> [Figure collection entries]:
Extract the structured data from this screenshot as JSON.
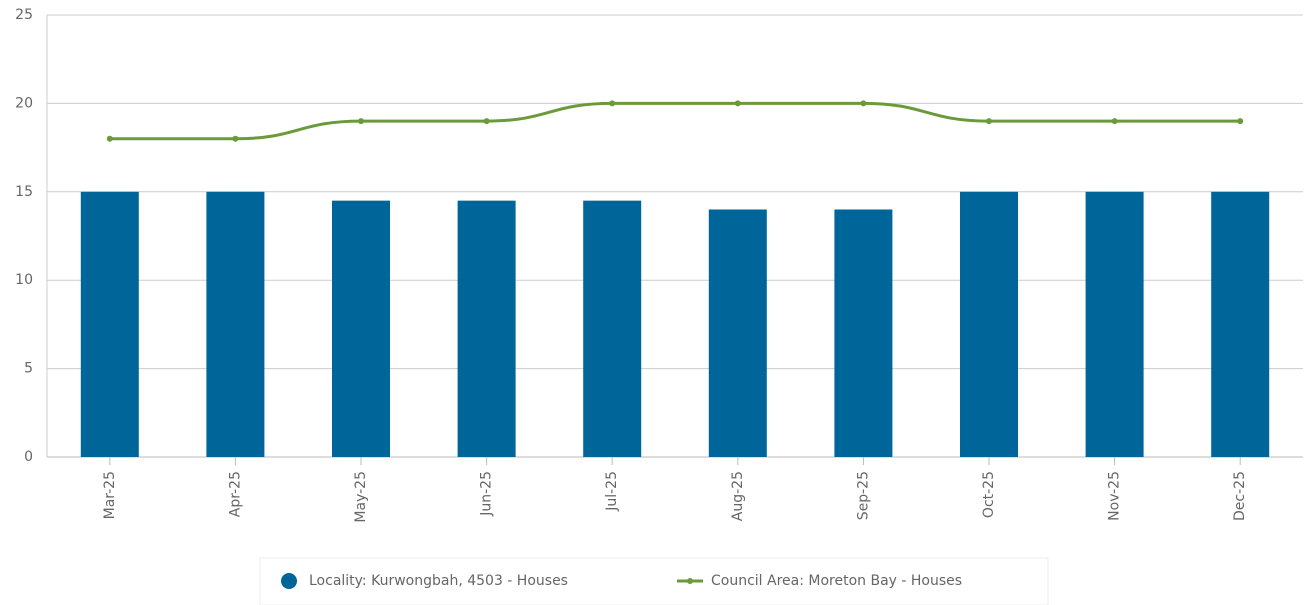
{
  "chart_data": {
    "type": "bar",
    "categories": [
      "Mar-25",
      "Apr-25",
      "May-25",
      "Jun-25",
      "Jul-25",
      "Aug-25",
      "Sep-25",
      "Oct-25",
      "Nov-25",
      "Dec-25"
    ],
    "series": [
      {
        "name": "Locality: Kurwongbah, 4503 - Houses",
        "type": "bar",
        "color": "#00669a",
        "values": [
          15,
          15,
          14.5,
          14.5,
          14.5,
          14,
          14,
          15,
          15,
          15
        ]
      },
      {
        "name": "Council Area: Moreton Bay - Houses",
        "type": "line",
        "color": "#6a9a3a",
        "values": [
          18,
          18,
          19,
          19,
          20,
          20,
          20,
          19,
          19,
          19
        ]
      }
    ],
    "ylim": [
      0,
      25
    ],
    "yticks": [
      0,
      5,
      10,
      15,
      20,
      25
    ],
    "grid": true,
    "legend": "bottom"
  }
}
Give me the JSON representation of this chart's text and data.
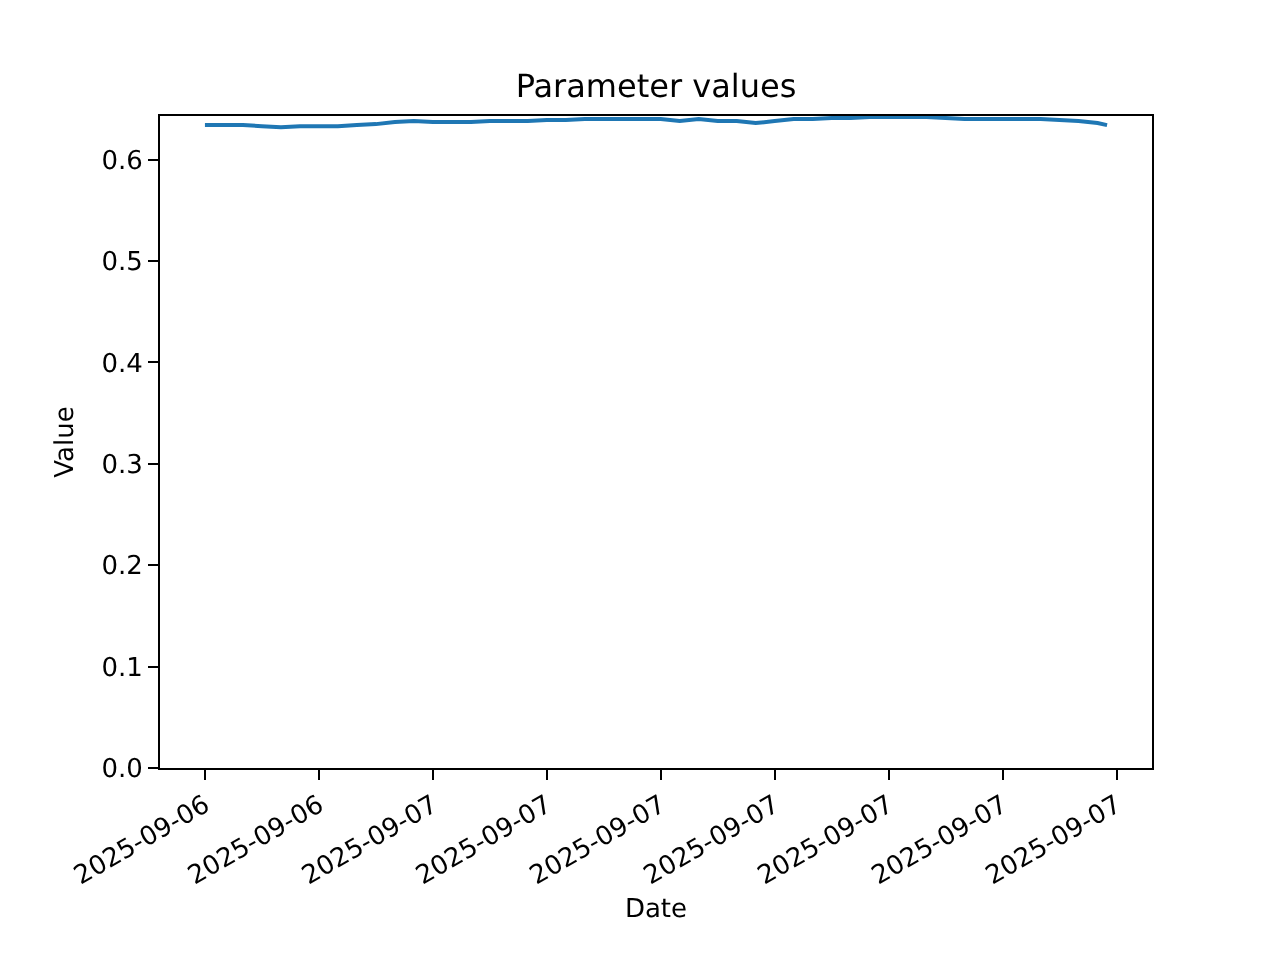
{
  "chart_data": {
    "type": "line",
    "title": "Parameter values",
    "xlabel": "Date",
    "ylabel": "Value",
    "x": [
      "2025-09-06T18:00",
      "2025-09-06T18:30",
      "2025-09-06T19:00",
      "2025-09-06T19:30",
      "2025-09-06T20:00",
      "2025-09-06T20:30",
      "2025-09-06T21:00",
      "2025-09-06T21:30",
      "2025-09-06T22:00",
      "2025-09-06T22:30",
      "2025-09-06T23:00",
      "2025-09-06T23:30",
      "2025-09-07T00:00",
      "2025-09-07T00:30",
      "2025-09-07T01:00",
      "2025-09-07T01:30",
      "2025-09-07T02:00",
      "2025-09-07T02:30",
      "2025-09-07T03:00",
      "2025-09-07T03:30",
      "2025-09-07T04:00",
      "2025-09-07T04:30",
      "2025-09-07T05:00",
      "2025-09-07T05:30",
      "2025-09-07T06:00",
      "2025-09-07T06:30",
      "2025-09-07T07:00",
      "2025-09-07T07:30",
      "2025-09-07T08:00",
      "2025-09-07T08:30",
      "2025-09-07T09:00",
      "2025-09-07T09:30",
      "2025-09-07T10:00",
      "2025-09-07T10:30",
      "2025-09-07T11:00",
      "2025-09-07T11:30",
      "2025-09-07T12:00",
      "2025-09-07T12:30",
      "2025-09-07T13:00",
      "2025-09-07T13:30",
      "2025-09-07T14:00",
      "2025-09-07T14:30",
      "2025-09-07T15:00",
      "2025-09-07T15:30",
      "2025-09-07T16:00",
      "2025-09-07T16:30",
      "2025-09-07T17:00",
      "2025-09-07T17:30",
      "2025-09-07T17:45"
    ],
    "series": [
      {
        "color": "#1f77b4",
        "values": [
          0.634,
          0.634,
          0.634,
          0.633,
          0.632,
          0.633,
          0.633,
          0.633,
          0.634,
          0.635,
          0.637,
          0.638,
          0.637,
          0.637,
          0.637,
          0.638,
          0.638,
          0.638,
          0.639,
          0.639,
          0.64,
          0.64,
          0.64,
          0.64,
          0.64,
          0.638,
          0.64,
          0.638,
          0.638,
          0.636,
          0.638,
          0.64,
          0.64,
          0.641,
          0.641,
          0.642,
          0.642,
          0.642,
          0.642,
          0.641,
          0.64,
          0.64,
          0.64,
          0.64,
          0.64,
          0.639,
          0.638,
          0.636,
          0.634
        ]
      }
    ],
    "xlim": [
      "2025-09-06T16:49",
      "2025-09-07T18:56"
    ],
    "xticks": [
      {
        "value": "2025-09-06T18:00",
        "label": "2025-09-06"
      },
      {
        "value": "2025-09-06T21:00",
        "label": "2025-09-06"
      },
      {
        "value": "2025-09-07T00:00",
        "label": "2025-09-07"
      },
      {
        "value": "2025-09-07T03:00",
        "label": "2025-09-07"
      },
      {
        "value": "2025-09-07T06:00",
        "label": "2025-09-07"
      },
      {
        "value": "2025-09-07T09:00",
        "label": "2025-09-07"
      },
      {
        "value": "2025-09-07T12:00",
        "label": "2025-09-07"
      },
      {
        "value": "2025-09-07T15:00",
        "label": "2025-09-07"
      },
      {
        "value": "2025-09-07T18:00",
        "label": "2025-09-07"
      }
    ],
    "ylim": [
      0,
      0.643
    ],
    "yticks": [
      {
        "value": 0,
        "label": "0.0"
      },
      0.1,
      0.2,
      0.3,
      0.4,
      0.5,
      0.6
    ],
    "line_style": "solid"
  }
}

> [What to produce]: From the data above, gather every line that includes the word "JSON".

> [Reply to the task]:
Extract the structured data from this screenshot as JSON.
Give me the JSON representation of this chart's text and data.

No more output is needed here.